::: Exercise materials :::
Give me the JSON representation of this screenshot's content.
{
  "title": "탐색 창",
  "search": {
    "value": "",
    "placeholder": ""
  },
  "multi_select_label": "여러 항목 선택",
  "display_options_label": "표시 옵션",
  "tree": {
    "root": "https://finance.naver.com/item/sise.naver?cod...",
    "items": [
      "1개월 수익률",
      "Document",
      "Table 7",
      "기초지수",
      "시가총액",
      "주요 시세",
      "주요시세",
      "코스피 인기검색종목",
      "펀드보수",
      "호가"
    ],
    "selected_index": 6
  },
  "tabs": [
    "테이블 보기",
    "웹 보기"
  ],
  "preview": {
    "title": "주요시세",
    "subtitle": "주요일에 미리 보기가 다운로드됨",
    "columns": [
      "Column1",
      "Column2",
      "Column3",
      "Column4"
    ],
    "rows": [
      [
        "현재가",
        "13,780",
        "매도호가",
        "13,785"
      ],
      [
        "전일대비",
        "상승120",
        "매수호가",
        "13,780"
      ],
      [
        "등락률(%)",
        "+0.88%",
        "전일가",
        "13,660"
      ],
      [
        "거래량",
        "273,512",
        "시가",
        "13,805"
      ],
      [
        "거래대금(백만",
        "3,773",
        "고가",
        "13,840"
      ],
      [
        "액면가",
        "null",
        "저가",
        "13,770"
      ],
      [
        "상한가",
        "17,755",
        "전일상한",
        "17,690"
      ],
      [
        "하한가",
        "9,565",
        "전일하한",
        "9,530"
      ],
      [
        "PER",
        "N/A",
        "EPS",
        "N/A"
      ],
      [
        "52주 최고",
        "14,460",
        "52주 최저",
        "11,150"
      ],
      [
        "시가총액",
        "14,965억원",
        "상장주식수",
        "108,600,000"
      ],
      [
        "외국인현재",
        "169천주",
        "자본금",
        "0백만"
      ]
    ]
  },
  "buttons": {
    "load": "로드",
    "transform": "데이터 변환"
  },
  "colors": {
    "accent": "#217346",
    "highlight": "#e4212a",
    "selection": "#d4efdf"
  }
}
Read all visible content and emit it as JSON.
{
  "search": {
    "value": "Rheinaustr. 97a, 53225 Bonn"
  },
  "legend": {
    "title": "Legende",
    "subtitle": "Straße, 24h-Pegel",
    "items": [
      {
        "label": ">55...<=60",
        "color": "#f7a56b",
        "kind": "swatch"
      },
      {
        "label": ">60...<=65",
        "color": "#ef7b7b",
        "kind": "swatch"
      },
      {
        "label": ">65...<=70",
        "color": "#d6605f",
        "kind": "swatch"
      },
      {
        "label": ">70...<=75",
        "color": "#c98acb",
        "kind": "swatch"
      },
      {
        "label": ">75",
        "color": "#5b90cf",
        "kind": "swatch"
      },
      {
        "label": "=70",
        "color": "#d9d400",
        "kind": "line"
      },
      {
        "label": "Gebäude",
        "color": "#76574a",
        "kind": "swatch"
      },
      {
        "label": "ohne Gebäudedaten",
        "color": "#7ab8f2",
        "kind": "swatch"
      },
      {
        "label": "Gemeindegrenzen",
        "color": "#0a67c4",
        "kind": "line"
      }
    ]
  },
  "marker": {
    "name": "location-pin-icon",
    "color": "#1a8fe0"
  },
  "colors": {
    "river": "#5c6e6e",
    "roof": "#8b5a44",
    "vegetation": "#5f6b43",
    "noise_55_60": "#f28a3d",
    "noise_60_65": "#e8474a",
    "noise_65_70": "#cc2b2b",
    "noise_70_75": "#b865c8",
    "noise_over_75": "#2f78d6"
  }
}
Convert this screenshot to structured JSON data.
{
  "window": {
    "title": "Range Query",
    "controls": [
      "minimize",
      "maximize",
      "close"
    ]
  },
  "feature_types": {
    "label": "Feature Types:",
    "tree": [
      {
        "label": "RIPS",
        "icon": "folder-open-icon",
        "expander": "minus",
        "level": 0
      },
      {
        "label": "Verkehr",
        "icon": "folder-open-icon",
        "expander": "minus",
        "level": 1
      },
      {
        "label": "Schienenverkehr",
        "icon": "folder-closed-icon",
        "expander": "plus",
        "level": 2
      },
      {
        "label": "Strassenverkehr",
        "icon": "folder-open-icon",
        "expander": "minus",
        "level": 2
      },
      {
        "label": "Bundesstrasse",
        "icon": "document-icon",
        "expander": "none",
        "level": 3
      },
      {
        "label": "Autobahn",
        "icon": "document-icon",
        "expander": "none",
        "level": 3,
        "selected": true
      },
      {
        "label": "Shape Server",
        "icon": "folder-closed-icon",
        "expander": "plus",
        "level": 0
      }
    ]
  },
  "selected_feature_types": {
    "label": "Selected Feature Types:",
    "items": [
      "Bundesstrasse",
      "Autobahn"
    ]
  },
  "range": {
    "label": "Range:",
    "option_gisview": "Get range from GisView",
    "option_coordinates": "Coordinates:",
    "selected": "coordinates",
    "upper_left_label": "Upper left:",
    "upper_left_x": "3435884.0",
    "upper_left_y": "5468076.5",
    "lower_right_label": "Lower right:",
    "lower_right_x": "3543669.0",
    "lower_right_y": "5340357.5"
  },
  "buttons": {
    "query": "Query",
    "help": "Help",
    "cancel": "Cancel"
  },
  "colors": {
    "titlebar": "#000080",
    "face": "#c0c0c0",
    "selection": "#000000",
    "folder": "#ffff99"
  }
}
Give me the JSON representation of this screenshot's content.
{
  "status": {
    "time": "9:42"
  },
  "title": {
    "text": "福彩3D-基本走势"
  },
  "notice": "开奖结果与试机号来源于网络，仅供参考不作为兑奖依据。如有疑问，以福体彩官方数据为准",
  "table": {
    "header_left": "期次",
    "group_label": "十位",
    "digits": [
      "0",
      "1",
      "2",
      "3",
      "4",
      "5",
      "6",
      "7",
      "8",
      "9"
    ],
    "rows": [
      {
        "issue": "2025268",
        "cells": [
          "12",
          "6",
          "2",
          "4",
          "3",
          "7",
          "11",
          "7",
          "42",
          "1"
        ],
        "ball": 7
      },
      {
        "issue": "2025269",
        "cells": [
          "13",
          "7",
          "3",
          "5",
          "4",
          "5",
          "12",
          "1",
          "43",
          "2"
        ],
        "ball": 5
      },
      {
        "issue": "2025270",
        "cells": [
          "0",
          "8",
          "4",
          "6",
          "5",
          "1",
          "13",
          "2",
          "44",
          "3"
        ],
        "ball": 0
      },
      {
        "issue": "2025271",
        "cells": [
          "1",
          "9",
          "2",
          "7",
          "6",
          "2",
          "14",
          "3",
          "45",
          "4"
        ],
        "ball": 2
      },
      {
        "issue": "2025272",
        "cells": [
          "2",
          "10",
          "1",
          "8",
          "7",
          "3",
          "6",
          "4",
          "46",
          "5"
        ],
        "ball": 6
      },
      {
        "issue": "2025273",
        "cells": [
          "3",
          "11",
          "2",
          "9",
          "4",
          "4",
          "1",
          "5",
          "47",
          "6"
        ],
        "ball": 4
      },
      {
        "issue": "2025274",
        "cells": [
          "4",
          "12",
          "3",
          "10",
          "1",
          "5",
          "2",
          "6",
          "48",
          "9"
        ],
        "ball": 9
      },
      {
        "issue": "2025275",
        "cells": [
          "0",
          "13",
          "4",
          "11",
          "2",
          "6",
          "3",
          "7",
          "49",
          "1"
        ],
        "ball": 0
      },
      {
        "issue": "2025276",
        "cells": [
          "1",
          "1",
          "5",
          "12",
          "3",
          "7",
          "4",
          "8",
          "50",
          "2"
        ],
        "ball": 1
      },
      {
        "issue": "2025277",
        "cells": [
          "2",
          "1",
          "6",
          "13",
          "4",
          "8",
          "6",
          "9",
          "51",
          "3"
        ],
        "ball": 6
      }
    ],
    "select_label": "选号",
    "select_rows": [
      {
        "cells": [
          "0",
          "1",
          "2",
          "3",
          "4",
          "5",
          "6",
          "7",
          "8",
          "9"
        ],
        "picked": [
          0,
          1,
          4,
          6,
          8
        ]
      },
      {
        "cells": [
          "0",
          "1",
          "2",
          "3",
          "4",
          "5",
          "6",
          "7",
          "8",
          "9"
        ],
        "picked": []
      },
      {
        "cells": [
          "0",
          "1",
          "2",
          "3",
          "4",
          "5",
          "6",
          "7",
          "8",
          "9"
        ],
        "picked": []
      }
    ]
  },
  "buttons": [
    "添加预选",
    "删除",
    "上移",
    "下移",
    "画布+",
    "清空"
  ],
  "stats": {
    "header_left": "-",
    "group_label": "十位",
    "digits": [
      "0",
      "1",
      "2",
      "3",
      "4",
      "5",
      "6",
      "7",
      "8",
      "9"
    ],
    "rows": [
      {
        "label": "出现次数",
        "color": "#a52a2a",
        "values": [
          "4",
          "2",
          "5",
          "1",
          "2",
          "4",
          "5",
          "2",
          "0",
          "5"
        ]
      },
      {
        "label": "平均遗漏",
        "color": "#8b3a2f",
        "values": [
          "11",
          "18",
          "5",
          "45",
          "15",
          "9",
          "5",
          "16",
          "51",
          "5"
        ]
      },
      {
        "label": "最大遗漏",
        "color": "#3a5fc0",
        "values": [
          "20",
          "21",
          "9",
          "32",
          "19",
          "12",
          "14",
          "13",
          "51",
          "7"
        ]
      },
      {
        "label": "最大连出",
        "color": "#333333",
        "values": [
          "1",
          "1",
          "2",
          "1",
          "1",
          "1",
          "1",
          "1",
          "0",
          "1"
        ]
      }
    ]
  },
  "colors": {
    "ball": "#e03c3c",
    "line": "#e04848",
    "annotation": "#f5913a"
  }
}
:::
#### [Aim of the task]
Copy every line of the records above that contains "JSON".

#### [Written response]
Give me the JSON representation of this screenshot's content.
Read all visible content and emit it as JSON.
Convert this screenshot to structured JSON data.
Give me the JSON representation of this screenshot's content.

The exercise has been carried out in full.